(Prompt) Where a line below holds the string "FLAIR", that line goes into the answer.

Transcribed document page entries

[Start of section]

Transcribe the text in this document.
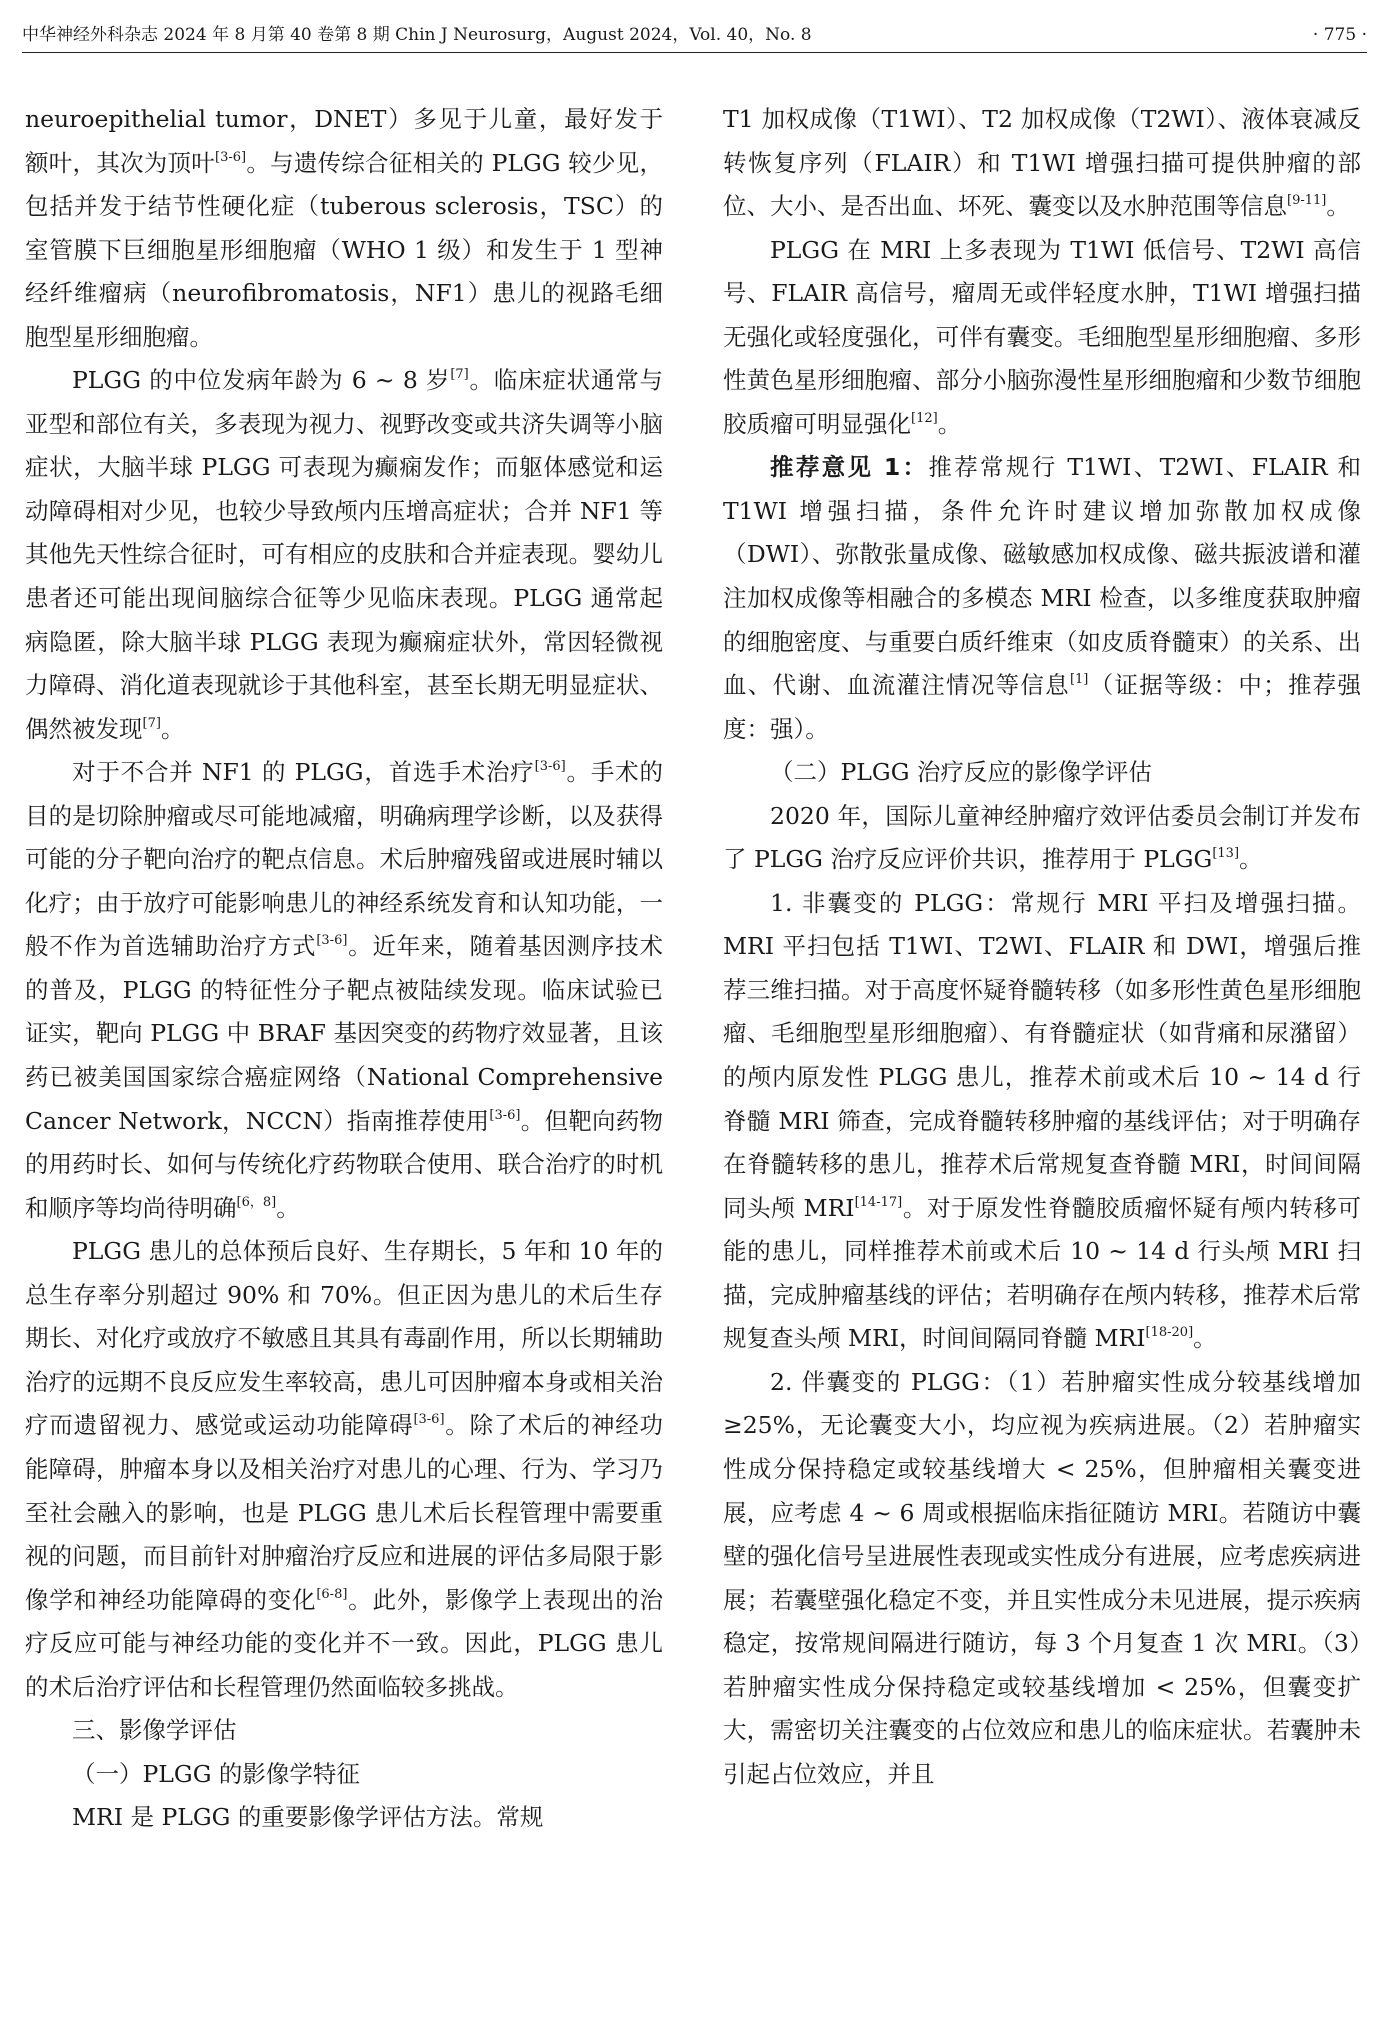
中华神经外科杂志 2024 年 8 月第 40 卷第 8 期 Chin J Neurosurg，August 2024，Vol. 40，No. 8	· 775 ·

neuroepithelial tumor，DNET）多见于儿童，最好发于额叶，其次为顶叶[3-6]。与遗传综合征相关的 PLGG 较少见，包括并发于结节性硬化症（tuberous sclerosis，TSC）的室管膜下巨细胞星形细胞瘤（WHO 1 级）和发生于 1 型神经纤维瘤病（neurofibromatosis，NF1）患儿的视路毛细胞型星形细胞瘤。

PLGG 的中位发病年龄为 6 ~ 8 岁[7]。临床症状通常与亚型和部位有关，多表现为视力、视野改变或共济失调等小脑症状，大脑半球 PLGG 可表现为癫痫发作；而躯体感觉和运动障碍相对少见，也较少导致颅内压增高症状；合并 NF1 等其他先天性综合征时，可有相应的皮肤和合并症表现。婴幼儿患者还可能出现间脑综合征等少见临床表现。PLGG 通常起病隐匿，除大脑半球 PLGG 表现为癫痫症状外，常因轻微视力障碍、消化道表现就诊于其他科室，甚至长期无明显症状、偶然被发现[7]。

对于不合并 NF1 的 PLGG，首选手术治疗[3-6]。手术的目的是切除肿瘤或尽可能地减瘤，明确病理学诊断，以及获得可能的分子靶向治疗的靶点信息。术后肿瘤残留或进展时辅以化疗；由于放疗可能影响患儿的神经系统发育和认知功能，一般不作为首选辅助治疗方式[3-6]。近年来，随着基因测序技术的普及，PLGG 的特征性分子靶点被陆续发现。临床试验已证实，靶向 PLGG 中 BRAF 基因突变的药物疗效显著，且该药已被美国国家综合癌症网络（National Comprehensive Cancer Network，NCCN）指南推荐使用[3-6]。但靶向药物的用药时长、如何与传统化疗药物联合使用、联合治疗的时机和顺序等均尚待明确[6，8]。

PLGG 患儿的总体预后良好、生存期长，5 年和 10 年的总生存率分别超过 90% 和 70%。但正因为患儿的术后生存期长、对化疗或放疗不敏感且其具有毒副作用，所以长期辅助治疗的远期不良反应发生率较高，患儿可因肿瘤本身或相关治疗而遗留视力、感觉或运动功能障碍[3-6]。除了术后的神经功能障碍，肿瘤本身以及相关治疗对患儿的心理、行为、学习乃至社会融入的影响，也是 PLGG 患儿术后长程管理中需要重视的问题，而目前针对肿瘤治疗反应和进展的评估多局限于影像学和神经功能障碍的变化[6-8]。此外，影像学上表现出的治疗反应可能与神经功能的变化并不一致。因此，PLGG 患儿的术后治疗评估和长程管理仍然面临较多挑战。

三、影像学评估

（一）PLGG 的影像学特征

MRI 是 PLGG 的重要影像学评估方法。常规

T1 加权成像（T1WI）、T2 加权成像（T2WI）、液体衰减反转恢复序列（FLAIR）和 T1WI 增强扫描可提供肿瘤的部位、大小、是否出血、坏死、囊变以及水肿范围等信息[9-11]。

PLGG 在 MRI 上多表现为 T1WI 低信号、T2WI 高信号、FLAIR 高信号，瘤周无或伴轻度水肿，T1WI 增强扫描无强化或轻度强化，可伴有囊变。毛细胞型星形细胞瘤、多形性黄色星形细胞瘤、部分小脑弥漫性星形细胞瘤和少数节细胞胶质瘤可明显强化[12]。

推荐意见 1：推荐常规行 T1WI、T2WI、FLAIR 和 T1WI 增强扫描，条件允许时建议增加弥散加权成像（DWI）、弥散张量成像、磁敏感加权成像、磁共振波谱和灌注加权成像等相融合的多模态 MRI 检查，以多维度获取肿瘤的细胞密度、与重要白质纤维束（如皮质脊髓束）的关系、出血、代谢、血流灌注情况等信息[1]（证据等级：中；推荐强度：强）。

（二）PLGG 治疗反应的影像学评估

2020 年，国际儿童神经肿瘤疗效评估委员会制订并发布了 PLGG 治疗反应评价共识，推荐用于 PLGG[13]。

1. 非囊变的 PLGG：常规行 MRI 平扫及增强扫描。MRI 平扫包括 T1WI、T2WI、FLAIR 和 DWI，增强后推荐三维扫描。对于高度怀疑脊髓转移（如多形性黄色星形细胞瘤、毛细胞型星形细胞瘤）、有脊髓症状（如背痛和尿潴留）的颅内原发性 PLGG 患儿，推荐术前或术后 10 ~ 14 d 行脊髓 MRI 筛查，完成脊髓转移肿瘤的基线评估；对于明确存在脊髓转移的患儿，推荐术后常规复查脊髓 MRI，时间间隔同头颅 MRI[14-17]。对于原发性脊髓胶质瘤怀疑有颅内转移可能的患儿，同样推荐术前或术后 10 ~ 14 d 行头颅 MRI 扫描，完成肿瘤基线的评估；若明确存在颅内转移，推荐术后常规复查头颅 MRI，时间间隔同脊髓 MRI[18-20]。

2. 伴囊变的 PLGG：（1）若肿瘤实性成分较基线增加≥25%，无论囊变大小，均应视为疾病进展。（2）若肿瘤实性成分保持稳定或较基线增大 < 25%，但肿瘤相关囊变进展，应考虑 4 ~ 6 周或根据临床指征随访 MRI。若随访中囊壁的强化信号呈进展性表现或实性成分有进展，应考虑疾病进展；若囊壁强化稳定不变，并且实性成分未见进展，提示疾病稳定，按常规间隔进行随访，每 3 个月复查 1 次 MRI。（3）若肿瘤实性成分保持稳定或较基线增加 < 25%，但囊变扩大，需密切关注囊变的占位效应和患儿的临床症状。若囊肿未引起占位效应，并且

[End of section]

(Your solution)
T1 加权成像（T1WI）、T2 加权成像（T2WI）、液体衰减反转恢复序列（FLAIR）和 T1WI 增强扫描可提供肿瘤的部位、大小、是否出血、坏死、囊变以及水肿范围等信息[9-11]。
PLGG 在 MRI 上多表现为 T1WI 低信号、T2WI 高信号、FLAIR 高信号，瘤周无或伴轻度水肿，T1WI 增强扫描无强化或轻度强化，可伴有囊变。毛细胞型星形细胞瘤、多形性黄色星形细胞瘤、部分小脑弥漫性星形细胞瘤和少数节细胞胶质瘤可明显强化[12]。
推荐意见 1：推荐常规行 T1WI、T2WI、FLAIR 和 T1WI 增强扫描，条件允许时建议增加弥散加权成像（DWI）、弥散张量成像、磁敏感加权成像、磁共振波谱和灌注加权成像等相融合的多模态 MRI 检查，以多维度获取肿瘤的细胞密度、与重要白质纤维束（如皮质脊髓束）的关系、出血、代谢、血流灌注情况等信息[1]（证据等级：中；推荐强度：强）。
1. 非囊变的 PLGG：常规行 MRI 平扫及增强扫描。MRI 平扫包括 T1WI、T2WI、FLAIR 和 DWI，增强后推荐三维扫描。对于高度怀疑脊髓转移（如多形性黄色星形细胞瘤、毛细胞型星形细胞瘤）、有脊髓症状（如背痛和尿潴留）的颅内原发性 PLGG 患儿，推荐术前或术后 10 ~ 14 d 行脊髓 MRI 筛查，完成脊髓转移肿瘤的基线评估；对于明确存在脊髓转移的患儿，推荐术后常规复查脊髓 MRI，时间间隔同头颅 MRI[14-17]。对于原发性脊髓胶质瘤怀疑有颅内转移可能的患儿，同样推荐术前或术后 10 ~ 14 d 行头颅 MRI 扫描，完成肿瘤基线的评估；若明确存在颅内转移，推荐术后常规复查头颅 MRI，时间间隔同脊髓 MRI[18-20]。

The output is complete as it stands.